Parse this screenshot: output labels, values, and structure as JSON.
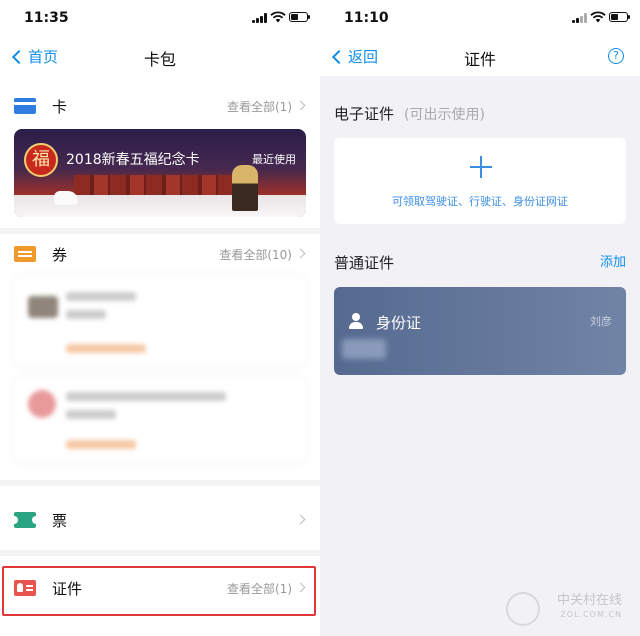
{
  "left": {
    "status": {
      "time": "11:35"
    },
    "nav": {
      "back": "首页",
      "title": "卡包"
    },
    "cards": {
      "label": "卡",
      "more": "查看全部(1)"
    },
    "fu_card": {
      "seal": "福",
      "title": "2018新春五福纪念卡",
      "recent": "最近使用"
    },
    "coupons": {
      "label": "券",
      "more": "查看全部(10)"
    },
    "tickets": {
      "label": "票"
    },
    "ids": {
      "label": "证件",
      "more": "查看全部(1)"
    }
  },
  "right": {
    "status": {
      "time": "11:10"
    },
    "nav": {
      "back": "返回",
      "title": "证件",
      "help": "?"
    },
    "electronic": {
      "label": "电子证件",
      "hint": "(可出示使用)"
    },
    "add_card": {
      "text": "可领取驾驶证、行驶证、身份证网证"
    },
    "regular": {
      "label": "普通证件",
      "add": "添加"
    },
    "id_card": {
      "label": "身份证",
      "owner": "刘彦"
    }
  },
  "watermark": {
    "text": "中关村在线",
    "sub": "ZOL.COM.CN"
  },
  "colors": {
    "accent": "#108ee9",
    "highlight": "#e1373b",
    "id_card": "#5b6f94"
  }
}
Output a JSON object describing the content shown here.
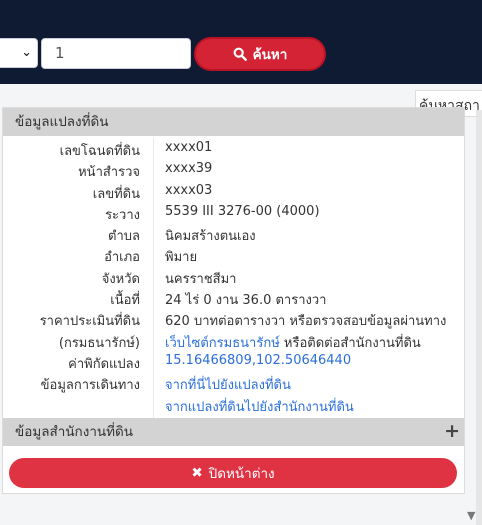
{
  "search": {
    "number_value": "1",
    "button_label": "ค้นหา"
  },
  "map": {
    "search_place_label": "ค้นหาสถา"
  },
  "popup": {
    "section1_title": "ข้อมูลแปลงที่ดิน",
    "section2_title": "ข้อมูลสำนักงานที่ดิน",
    "rows": [
      {
        "label": "เลขโฉนดที่ดิน",
        "value": "xxxx01"
      },
      {
        "label": "หน้าสำรวจ",
        "value": "xxxx39"
      },
      {
        "label": "เลขที่ดิน",
        "value": "xxxx03"
      },
      {
        "label": "ระวาง",
        "value": "5539 III 3276-00 (4000)"
      },
      {
        "label": "ตำบล",
        "value": "นิคมสร้างตนเอง"
      },
      {
        "label": "อำเภอ",
        "value": "พิมาย"
      },
      {
        "label": "จังหวัด",
        "value": "นครราชสีมา"
      },
      {
        "label": "เนื้อที่",
        "value": "24 ไร่ 0 งาน 36.0 ตารางวา"
      },
      {
        "label": "ราคาประเมินที่ดิน",
        "value": "620 บาทต่อตารางวา หรือตรวจสอบข้อมูลผ่านทาง"
      },
      {
        "label": "(กรมธนารักษ์)",
        "link": "เว็บไซต์กรมธนารักษ์",
        "value_suffix": " หรือติดต่อสำนักงานที่ดิน"
      },
      {
        "label": "ค่าพิกัดแปลง",
        "link": "15.16466809,102.50646440"
      },
      {
        "label": "ข้อมูลการเดินทาง",
        "link": "จากที่นี่ไปยังแปลงที่ดิน"
      },
      {
        "label": "",
        "link": "จากแปลงที่ดินไปยังสำนักงานที่ดิน"
      }
    ],
    "close_label": "ปิดหน้าต่าง"
  },
  "colors": {
    "topbar": "#0f1a33",
    "search_button": "#d42335",
    "close_button": "#df3344",
    "link": "#2a6fdb",
    "section_header": "#d3d3d3"
  }
}
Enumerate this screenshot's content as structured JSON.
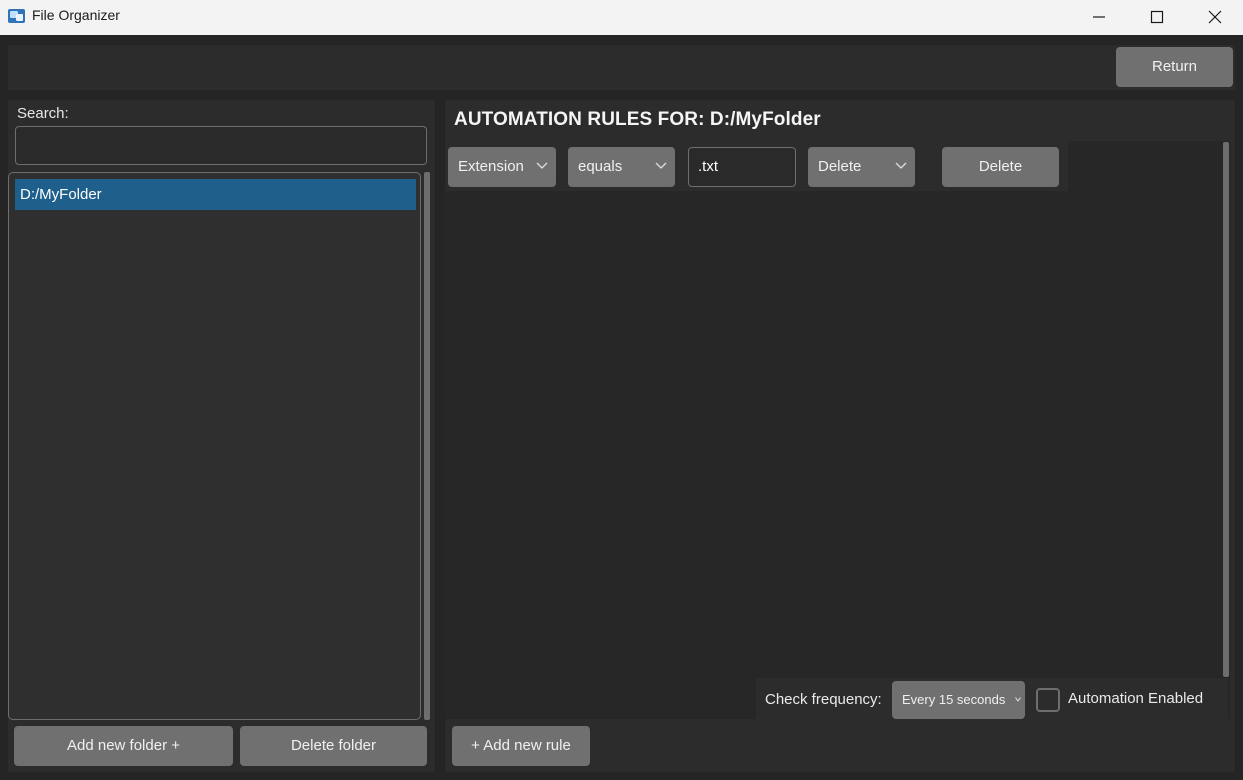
{
  "window": {
    "title": "File Organizer"
  },
  "toolbar": {
    "return_label": "Return"
  },
  "left_panel": {
    "search_label": "Search:",
    "search_value": "",
    "folders": [
      {
        "path": "D:/MyFolder",
        "selected": true
      }
    ],
    "add_folder_label": "Add new folder +",
    "delete_folder_label": "Delete folder"
  },
  "right_panel": {
    "title": "AUTOMATION RULES FOR: D:/MyFolder",
    "rules": [
      {
        "field": "Extension",
        "operator": "equals",
        "value": ".txt",
        "action": "Delete",
        "delete_label": "Delete"
      }
    ],
    "check_frequency_label": "Check frequency:",
    "check_frequency_value": "Every 15 seconds",
    "automation_enabled_label": "Automation Enabled",
    "automation_enabled": false,
    "add_rule_label": "+ Add new rule"
  },
  "colors": {
    "selection": "#1f5f8b",
    "button": "#707070",
    "background": "#252525"
  }
}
━━━━━━━━━━━━━━━━
** Task to complete **
None of the pictures should appear; repeat the records exactly otherwise.

** Solved problem **
Parse this screenshot: output labels, values, and structure as JSON.
{
  "left": {
    "status": {
      "time": "11:35"
    },
    "nav": {
      "back": "首页",
      "title": "卡包"
    },
    "cards": {
      "label": "卡",
      "more": "查看全部(1)"
    },
    "fu_card": {
      "seal": "福",
      "title": "2018新春五福纪念卡",
      "recent": "最近使用"
    },
    "coupons": {
      "label": "券",
      "more": "查看全部(10)"
    },
    "tickets": {
      "label": "票"
    },
    "ids": {
      "label": "证件",
      "more": "查看全部(1)"
    }
  },
  "right": {
    "status": {
      "time": "11:10"
    },
    "nav": {
      "back": "返回",
      "title": "证件",
      "help": "?"
    },
    "electronic": {
      "label": "电子证件",
      "hint": "(可出示使用)"
    },
    "add_card": {
      "text": "可领取驾驶证、行驶证、身份证网证"
    },
    "regular": {
      "label": "普通证件",
      "add": "添加"
    },
    "id_card": {
      "label": "身份证",
      "owner": "刘彦"
    }
  },
  "watermark": {
    "text": "中关村在线",
    "sub": "ZOL.COM.CN"
  },
  "colors": {
    "accent": "#108ee9",
    "highlight": "#e1373b",
    "id_card": "#5b6f94"
  }
}
Output a JSON object describing the content shown here.
{
  "search": {
    "number_value": "1",
    "button_label": "ค้นหา"
  },
  "map": {
    "search_place_label": "ค้นหาสถา"
  },
  "popup": {
    "section1_title": "ข้อมูลแปลงที่ดิน",
    "section2_title": "ข้อมูลสำนักงานที่ดิน",
    "rows": [
      {
        "label": "เลขโฉนดที่ดิน",
        "value": "xxxx01"
      },
      {
        "label": "หน้าสำรวจ",
        "value": "xxxx39"
      },
      {
        "label": "เลขที่ดิน",
        "value": "xxxx03"
      },
      {
        "label": "ระวาง",
        "value": "5539 III 3276-00 (4000)"
      },
      {
        "label": "ตำบล",
        "value": "นิคมสร้างตนเอง"
      },
      {
        "label": "อำเภอ",
        "value": "พิมาย"
      },
      {
        "label": "จังหวัด",
        "value": "นครราชสีมา"
      },
      {
        "label": "เนื้อที่",
        "value": "24 ไร่ 0 งาน 36.0 ตารางวา"
      },
      {
        "label": "ราคาประเมินที่ดิน",
        "value": "620 บาทต่อตารางวา หรือตรวจสอบข้อมูลผ่านทาง"
      },
      {
        "label": "(กรมธนารักษ์)",
        "link": "เว็บไซต์กรมธนารักษ์",
        "value_suffix": " หรือติดต่อสำนักงานที่ดิน"
      },
      {
        "label": "ค่าพิกัดแปลง",
        "link": "15.16466809,102.50646440"
      },
      {
        "label": "ข้อมูลการเดินทาง",
        "link": "จากที่นี่ไปยังแปลงที่ดิน"
      },
      {
        "label": "",
        "link": "จากแปลงที่ดินไปยังสำนักงานที่ดิน"
      }
    ],
    "close_label": "ปิดหน้าต่าง"
  },
  "colors": {
    "topbar": "#0f1a33",
    "search_button": "#d42335",
    "close_button": "#df3344",
    "link": "#2a6fdb",
    "section_header": "#d3d3d3"
  }
}
Enumerate this screenshot's content as structured JSON.
{
  "window": {
    "title": "File Organizer"
  },
  "toolbar": {
    "return_label": "Return"
  },
  "left_panel": {
    "search_label": "Search:",
    "search_value": "",
    "folders": [
      {
        "path": "D:/MyFolder",
        "selected": true
      }
    ],
    "add_folder_label": "Add new folder +",
    "delete_folder_label": "Delete folder"
  },
  "right_panel": {
    "title": "AUTOMATION RULES FOR: D:/MyFolder",
    "rules": [
      {
        "field": "Extension",
        "operator": "equals",
        "value": ".txt",
        "action": "Delete",
        "delete_label": "Delete"
      }
    ],
    "check_frequency_label": "Check frequency:",
    "check_frequency_value": "Every 15 seconds",
    "automation_enabled_label": "Automation Enabled",
    "automation_enabled": false,
    "add_rule_label": "+ Add new rule"
  },
  "colors": {
    "selection": "#1f5f8b",
    "button": "#707070",
    "background": "#252525"
  }
}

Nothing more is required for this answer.